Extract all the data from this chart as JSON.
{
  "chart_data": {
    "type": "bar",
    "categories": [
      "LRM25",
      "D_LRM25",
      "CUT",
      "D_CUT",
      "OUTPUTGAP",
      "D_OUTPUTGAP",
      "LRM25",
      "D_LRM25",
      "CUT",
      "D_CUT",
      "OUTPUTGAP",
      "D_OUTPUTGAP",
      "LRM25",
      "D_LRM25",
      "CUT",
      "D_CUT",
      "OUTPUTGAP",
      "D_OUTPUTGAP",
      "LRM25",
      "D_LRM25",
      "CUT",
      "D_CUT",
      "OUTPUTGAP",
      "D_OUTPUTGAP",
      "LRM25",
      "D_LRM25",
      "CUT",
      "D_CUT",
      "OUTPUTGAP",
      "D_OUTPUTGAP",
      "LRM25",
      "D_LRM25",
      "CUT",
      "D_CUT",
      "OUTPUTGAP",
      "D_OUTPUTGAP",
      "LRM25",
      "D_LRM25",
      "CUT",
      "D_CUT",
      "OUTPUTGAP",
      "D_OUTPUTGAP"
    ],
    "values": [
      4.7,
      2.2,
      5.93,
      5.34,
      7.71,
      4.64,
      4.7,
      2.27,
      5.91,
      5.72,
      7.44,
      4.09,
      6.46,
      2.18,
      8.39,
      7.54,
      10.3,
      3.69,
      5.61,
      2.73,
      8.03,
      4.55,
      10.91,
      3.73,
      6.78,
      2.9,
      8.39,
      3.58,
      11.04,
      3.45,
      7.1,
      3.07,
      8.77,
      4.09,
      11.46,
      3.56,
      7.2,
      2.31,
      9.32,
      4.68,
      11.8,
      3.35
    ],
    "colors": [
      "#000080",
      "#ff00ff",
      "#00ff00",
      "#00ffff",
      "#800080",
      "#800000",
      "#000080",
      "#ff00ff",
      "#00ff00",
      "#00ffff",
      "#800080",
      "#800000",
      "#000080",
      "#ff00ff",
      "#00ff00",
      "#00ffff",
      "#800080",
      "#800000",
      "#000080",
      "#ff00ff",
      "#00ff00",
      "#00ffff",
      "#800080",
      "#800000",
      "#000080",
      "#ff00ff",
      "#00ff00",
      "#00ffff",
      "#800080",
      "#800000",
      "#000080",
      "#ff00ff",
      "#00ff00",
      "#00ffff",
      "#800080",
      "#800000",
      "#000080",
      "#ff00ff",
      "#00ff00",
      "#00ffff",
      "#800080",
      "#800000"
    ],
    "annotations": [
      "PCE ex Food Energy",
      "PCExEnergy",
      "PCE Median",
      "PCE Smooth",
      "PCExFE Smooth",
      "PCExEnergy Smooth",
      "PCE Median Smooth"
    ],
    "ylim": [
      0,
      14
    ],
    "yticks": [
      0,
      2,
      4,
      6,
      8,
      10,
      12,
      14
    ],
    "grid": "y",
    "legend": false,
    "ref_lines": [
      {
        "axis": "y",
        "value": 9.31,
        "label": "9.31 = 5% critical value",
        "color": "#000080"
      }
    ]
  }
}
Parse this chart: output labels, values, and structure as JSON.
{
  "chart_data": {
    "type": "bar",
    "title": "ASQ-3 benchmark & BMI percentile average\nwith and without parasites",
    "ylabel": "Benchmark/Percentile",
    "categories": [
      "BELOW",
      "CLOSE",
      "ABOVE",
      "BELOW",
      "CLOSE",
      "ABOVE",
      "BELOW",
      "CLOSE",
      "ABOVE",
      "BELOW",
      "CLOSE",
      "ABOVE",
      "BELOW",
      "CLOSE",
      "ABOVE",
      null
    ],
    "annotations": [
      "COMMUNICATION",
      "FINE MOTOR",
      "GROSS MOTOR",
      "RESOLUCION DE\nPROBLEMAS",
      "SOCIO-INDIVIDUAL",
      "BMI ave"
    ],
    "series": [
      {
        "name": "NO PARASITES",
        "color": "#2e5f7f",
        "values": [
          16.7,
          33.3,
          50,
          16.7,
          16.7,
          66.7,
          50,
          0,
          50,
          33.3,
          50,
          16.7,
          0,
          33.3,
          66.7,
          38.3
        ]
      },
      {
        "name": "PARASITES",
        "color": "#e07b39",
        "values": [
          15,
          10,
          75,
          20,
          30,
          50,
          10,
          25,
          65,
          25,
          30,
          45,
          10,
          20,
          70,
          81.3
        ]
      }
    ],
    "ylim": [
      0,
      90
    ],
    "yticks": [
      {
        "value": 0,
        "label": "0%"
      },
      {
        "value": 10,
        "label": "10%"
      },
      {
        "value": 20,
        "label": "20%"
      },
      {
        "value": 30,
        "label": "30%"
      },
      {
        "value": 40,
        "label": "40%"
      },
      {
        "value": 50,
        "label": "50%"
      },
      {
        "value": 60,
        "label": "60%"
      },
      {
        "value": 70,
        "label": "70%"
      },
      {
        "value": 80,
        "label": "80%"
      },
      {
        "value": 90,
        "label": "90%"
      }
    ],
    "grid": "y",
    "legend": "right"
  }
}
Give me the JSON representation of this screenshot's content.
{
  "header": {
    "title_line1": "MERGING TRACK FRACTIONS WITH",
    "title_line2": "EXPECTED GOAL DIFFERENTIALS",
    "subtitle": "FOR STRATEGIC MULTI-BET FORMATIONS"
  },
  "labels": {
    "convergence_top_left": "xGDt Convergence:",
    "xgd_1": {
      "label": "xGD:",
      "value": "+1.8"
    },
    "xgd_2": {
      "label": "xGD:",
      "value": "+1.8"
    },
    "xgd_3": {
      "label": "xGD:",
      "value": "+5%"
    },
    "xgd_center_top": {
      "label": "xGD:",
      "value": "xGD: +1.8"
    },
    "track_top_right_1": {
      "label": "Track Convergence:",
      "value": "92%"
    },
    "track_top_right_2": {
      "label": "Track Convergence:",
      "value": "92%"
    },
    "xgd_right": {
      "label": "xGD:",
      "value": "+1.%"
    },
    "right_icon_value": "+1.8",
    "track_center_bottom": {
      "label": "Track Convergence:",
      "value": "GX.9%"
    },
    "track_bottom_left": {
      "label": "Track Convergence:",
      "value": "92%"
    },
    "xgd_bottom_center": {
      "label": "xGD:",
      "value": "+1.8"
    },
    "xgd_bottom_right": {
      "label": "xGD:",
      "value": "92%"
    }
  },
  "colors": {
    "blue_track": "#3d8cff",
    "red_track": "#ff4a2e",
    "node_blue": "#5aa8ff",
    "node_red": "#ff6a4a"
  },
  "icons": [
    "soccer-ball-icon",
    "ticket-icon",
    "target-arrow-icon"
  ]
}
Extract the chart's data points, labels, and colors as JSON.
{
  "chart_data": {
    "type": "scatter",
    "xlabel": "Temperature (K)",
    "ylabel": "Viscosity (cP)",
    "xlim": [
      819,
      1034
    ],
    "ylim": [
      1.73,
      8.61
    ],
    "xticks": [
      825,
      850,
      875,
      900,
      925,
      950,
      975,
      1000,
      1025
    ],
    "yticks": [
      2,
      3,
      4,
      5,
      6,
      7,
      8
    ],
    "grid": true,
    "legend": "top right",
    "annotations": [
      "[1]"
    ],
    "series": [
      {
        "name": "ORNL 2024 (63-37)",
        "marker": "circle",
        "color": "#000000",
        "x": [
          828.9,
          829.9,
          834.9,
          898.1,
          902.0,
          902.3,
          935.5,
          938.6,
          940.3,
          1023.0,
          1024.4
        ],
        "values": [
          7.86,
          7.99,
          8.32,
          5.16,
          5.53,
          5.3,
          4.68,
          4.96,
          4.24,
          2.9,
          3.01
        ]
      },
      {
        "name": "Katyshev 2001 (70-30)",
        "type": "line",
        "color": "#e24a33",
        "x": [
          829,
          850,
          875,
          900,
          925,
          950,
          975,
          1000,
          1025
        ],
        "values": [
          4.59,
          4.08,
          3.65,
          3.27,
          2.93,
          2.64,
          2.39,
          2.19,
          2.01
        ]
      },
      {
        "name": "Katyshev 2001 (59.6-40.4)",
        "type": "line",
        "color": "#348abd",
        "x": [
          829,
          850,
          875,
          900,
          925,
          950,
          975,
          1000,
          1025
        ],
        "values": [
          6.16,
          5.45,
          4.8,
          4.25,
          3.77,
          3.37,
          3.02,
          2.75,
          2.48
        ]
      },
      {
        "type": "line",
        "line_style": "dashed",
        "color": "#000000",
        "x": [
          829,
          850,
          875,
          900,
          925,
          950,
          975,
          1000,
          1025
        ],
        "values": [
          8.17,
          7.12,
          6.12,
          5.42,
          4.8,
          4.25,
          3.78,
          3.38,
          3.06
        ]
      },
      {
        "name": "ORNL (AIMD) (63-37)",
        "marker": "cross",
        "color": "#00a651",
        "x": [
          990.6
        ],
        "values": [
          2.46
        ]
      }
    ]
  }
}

» GIVEN INSTRUCTION:
Show every line in the entries where the string "name" occurs.

» FINAL RESULT:
        "name": "NO PARASITES",
        "name": "PARASITES",
        "name": "ORNL 2024 (63-37)",
        "name": "Katyshev 2001 (70-30)",
        "name": "Katyshev 2001 (59.6-40.4)",
        "name": "ORNL (AIMD) (63-37)",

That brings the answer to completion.